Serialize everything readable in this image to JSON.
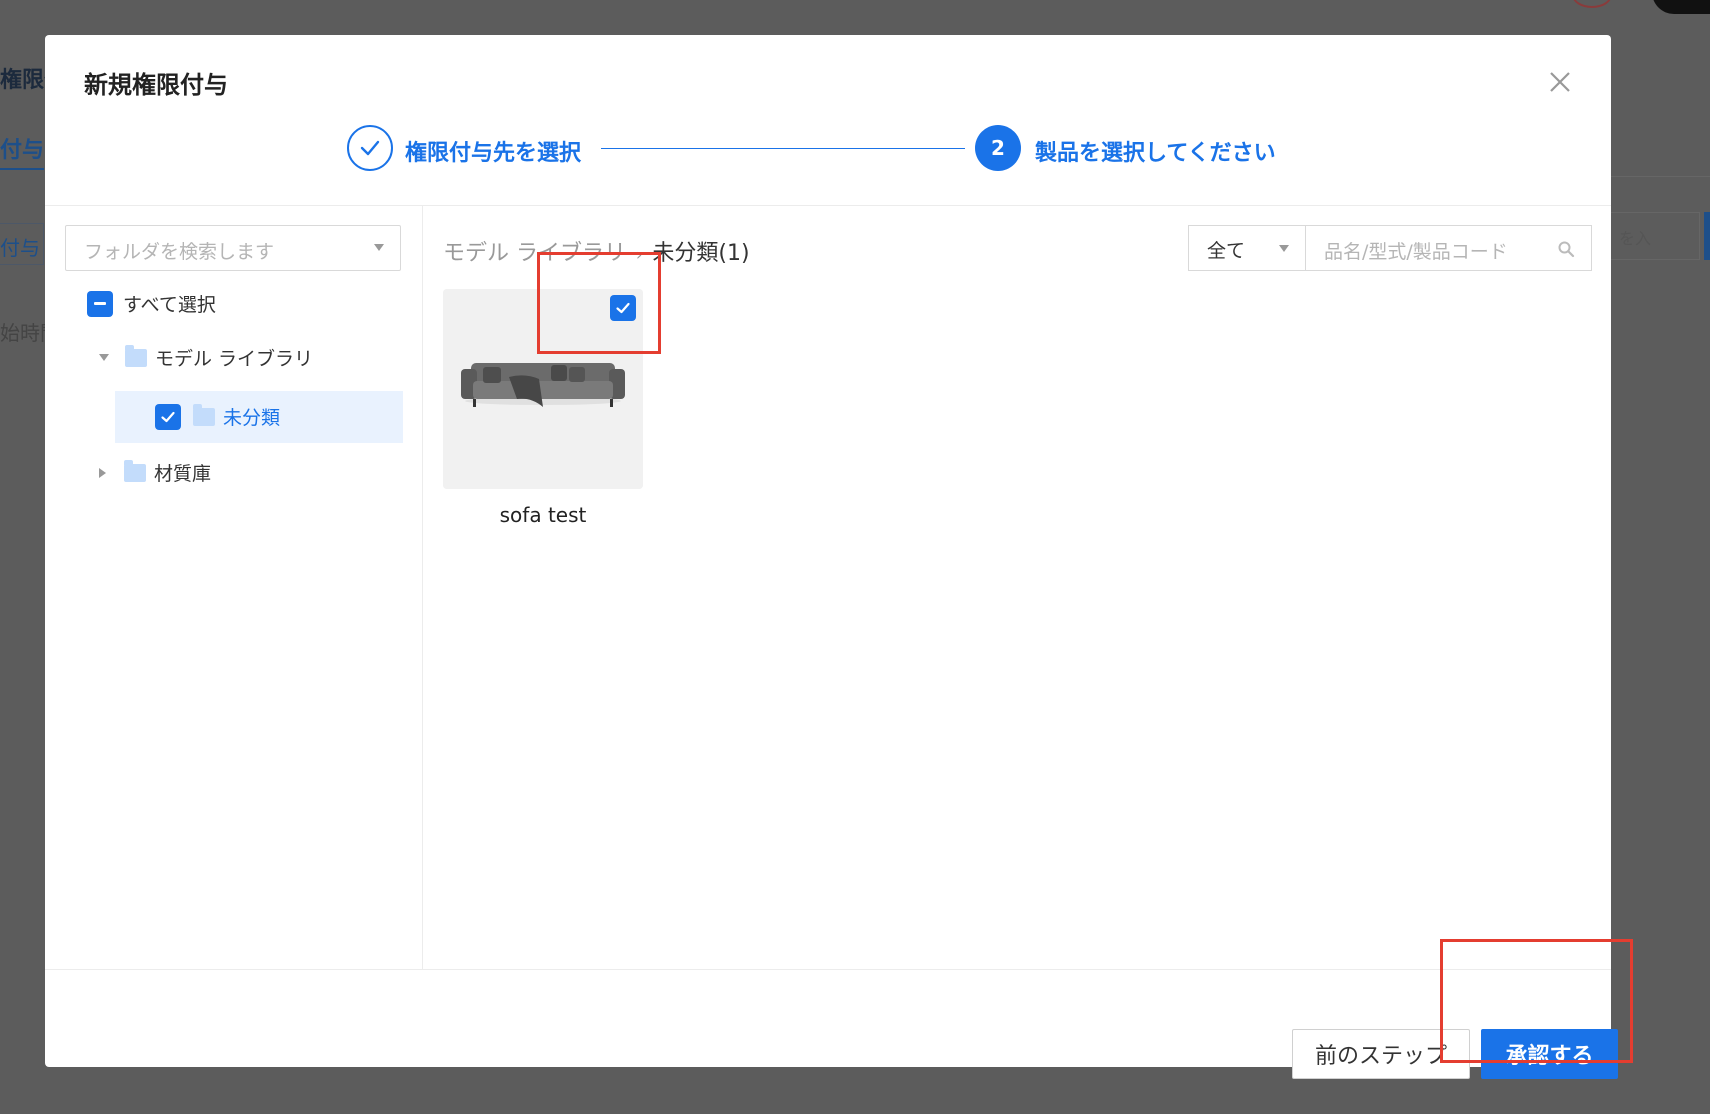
{
  "background": {
    "title_fragment": "権限付",
    "tab_fragment": "付与し",
    "filter_fragment": "付与",
    "time_fragment": "始時間",
    "right_input_fragment": "を入"
  },
  "modal": {
    "title": "新規権限付与",
    "steps": [
      {
        "number": "",
        "label": "権限付与先を選択",
        "status": "done"
      },
      {
        "number": "2",
        "label": "製品を選択してください",
        "status": "active"
      }
    ],
    "tree": {
      "search_placeholder": "フォルダを検索します",
      "select_all": "すべて選択",
      "folders": [
        {
          "label": "モデル ライブラリ",
          "expanded": true
        },
        {
          "label": "未分類",
          "checked": true,
          "selected": true
        },
        {
          "label": "材質庫",
          "expanded": false
        }
      ]
    },
    "breadcrumb": {
      "root": "モデル ライブラリ",
      "separator": "›",
      "current": "未分類(1)"
    },
    "filter": {
      "selected": "全て",
      "search_placeholder": "品名/型式/製品コード"
    },
    "products": [
      {
        "name": "sofa test",
        "checked": true
      }
    ],
    "buttons": {
      "prev": "前のステップ",
      "approve": "承認する"
    }
  },
  "colors": {
    "accent": "#1a73e8",
    "highlight": "#e43d30",
    "overlay": "#5c5c5c",
    "folder": "#c3dcfb"
  }
}
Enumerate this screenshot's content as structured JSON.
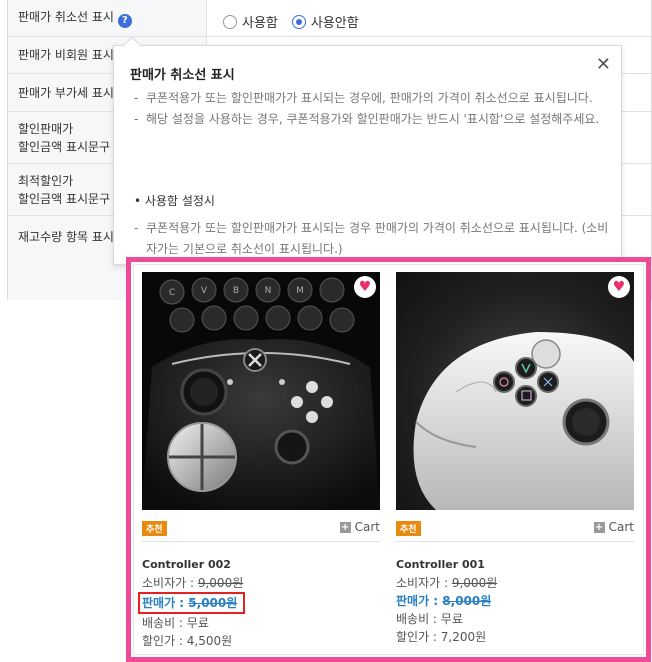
{
  "settings": {
    "rows": [
      {
        "label": "판매가 취소선 표시"
      },
      {
        "label": "판매가 비회원 표시"
      },
      {
        "label": "판매가 부가세 표시"
      },
      {
        "label": "할인판매가",
        "label2": "할인금액 표시문구"
      },
      {
        "label": "최적할인가",
        "label2": "할인금액 표시문구"
      },
      {
        "label": "재고수량 항목 표시"
      }
    ],
    "help_icon": "?",
    "options": [
      {
        "label": "사용함",
        "checked": false
      },
      {
        "label": "사용안함",
        "checked": true
      }
    ]
  },
  "popup": {
    "title": "판매가 취소선 표시",
    "close": "✕",
    "bullets": [
      "쿠폰적용가 또는 할인판매가가 표시되는 경우에, 판매가의 가격이 취소선으로 표시됩니다.",
      "해당 설정을 사용하는 경우, 쿠폰적용가와 할인판매가는 반드시 '표시함'으로 설정해주세요."
    ],
    "subtitle": "사용함 설정시",
    "bullets2": [
      "쿠폰적용가 또는 할인판매가가 표시되는 경우 판매가의 가격이 취소선으로 표시됩니다. (소비자가는 기본으로 취소선이 표시됩니다.)"
    ]
  },
  "products": [
    {
      "badge": "추천",
      "cart": "Cart",
      "name": "Controller 002",
      "consumer_label": "소비자가 : ",
      "consumer_price": "9,000원",
      "sale_label": "판매가 : ",
      "sale_price": "5,000원",
      "shipping": "배송비 : 무료",
      "discount": "할인가 : 4,500원",
      "image": "keyboard-xbox-controller-photo"
    },
    {
      "badge": "추천",
      "cart": "Cart",
      "name": "Controller 001",
      "consumer_label": "소비자가 : ",
      "consumer_price": "9,000원",
      "sale_label": "판매가 : ",
      "sale_price": "8,000원",
      "shipping": "배송비 : 무료",
      "discount": "할인가 : 7,200원",
      "image": "white-ps-controller-photo"
    }
  ],
  "colors": {
    "accent": "#3b6ed8",
    "preview_border": "#ee4a96",
    "highlight": "#e52222",
    "sale_text": "#2a7fc1",
    "badge": "#e88a10"
  }
}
:::::
[PROBLEM TO WORK ON] Print every entry above again without changing a word, and omit the pictures.

[ANSWER IN FULL]
Serialize everything readable in this image to JSON.
{
  "background": {
    "title_fragment": "権限付",
    "tab_fragment": "付与し",
    "filter_fragment": "付与",
    "time_fragment": "始時間",
    "right_input_fragment": "を入"
  },
  "modal": {
    "title": "新規権限付与",
    "steps": [
      {
        "number": "",
        "label": "権限付与先を選択",
        "status": "done"
      },
      {
        "number": "2",
        "label": "製品を選択してください",
        "status": "active"
      }
    ],
    "tree": {
      "search_placeholder": "フォルダを検索します",
      "select_all": "すべて選択",
      "folders": [
        {
          "label": "モデル ライブラリ",
          "expanded": true
        },
        {
          "label": "未分類",
          "checked": true,
          "selected": true
        },
        {
          "label": "材質庫",
          "expanded": false
        }
      ]
    },
    "breadcrumb": {
      "root": "モデル ライブラリ",
      "separator": "›",
      "current": "未分類(1)"
    },
    "filter": {
      "selected": "全て",
      "search_placeholder": "品名/型式/製品コード"
    },
    "products": [
      {
        "name": "sofa test",
        "checked": true
      }
    ],
    "buttons": {
      "prev": "前のステップ",
      "approve": "承認する"
    }
  },
  "colors": {
    "accent": "#1a73e8",
    "highlight": "#e43d30",
    "overlay": "#5c5c5c",
    "folder": "#c3dcfb"
  }
}
Enumerate this screenshot's content as structured JSON.
{
  "settings": {
    "rows": [
      {
        "label": "판매가 취소선 표시"
      },
      {
        "label": "판매가 비회원 표시"
      },
      {
        "label": "판매가 부가세 표시"
      },
      {
        "label": "할인판매가",
        "label2": "할인금액 표시문구"
      },
      {
        "label": "최적할인가",
        "label2": "할인금액 표시문구"
      },
      {
        "label": "재고수량 항목 표시"
      }
    ],
    "help_icon": "?",
    "options": [
      {
        "label": "사용함",
        "checked": false
      },
      {
        "label": "사용안함",
        "checked": true
      }
    ]
  },
  "popup": {
    "title": "판매가 취소선 표시",
    "close": "✕",
    "bullets": [
      "쿠폰적용가 또는 할인판매가가 표시되는 경우에, 판매가의 가격이 취소선으로 표시됩니다.",
      "해당 설정을 사용하는 경우, 쿠폰적용가와 할인판매가는 반드시 '표시함'으로 설정해주세요."
    ],
    "subtitle": "사용함 설정시",
    "bullets2": [
      "쿠폰적용가 또는 할인판매가가 표시되는 경우 판매가의 가격이 취소선으로 표시됩니다. (소비자가는 기본으로 취소선이 표시됩니다.)"
    ]
  },
  "products": [
    {
      "badge": "추천",
      "cart": "Cart",
      "name": "Controller 002",
      "consumer_label": "소비자가 : ",
      "consumer_price": "9,000원",
      "sale_label": "판매가 : ",
      "sale_price": "5,000원",
      "shipping": "배송비 : 무료",
      "discount": "할인가 : 4,500원",
      "image": "keyboard-xbox-controller-photo"
    },
    {
      "badge": "추천",
      "cart": "Cart",
      "name": "Controller 001",
      "consumer_label": "소비자가 : ",
      "consumer_price": "9,000원",
      "sale_label": "판매가 : ",
      "sale_price": "8,000원",
      "shipping": "배송비 : 무료",
      "discount": "할인가 : 7,200원",
      "image": "white-ps-controller-photo"
    }
  ],
  "colors": {
    "accent": "#3b6ed8",
    "preview_border": "#ee4a96",
    "highlight": "#e52222",
    "sale_text": "#2a7fc1",
    "badge": "#e88a10"
  }
}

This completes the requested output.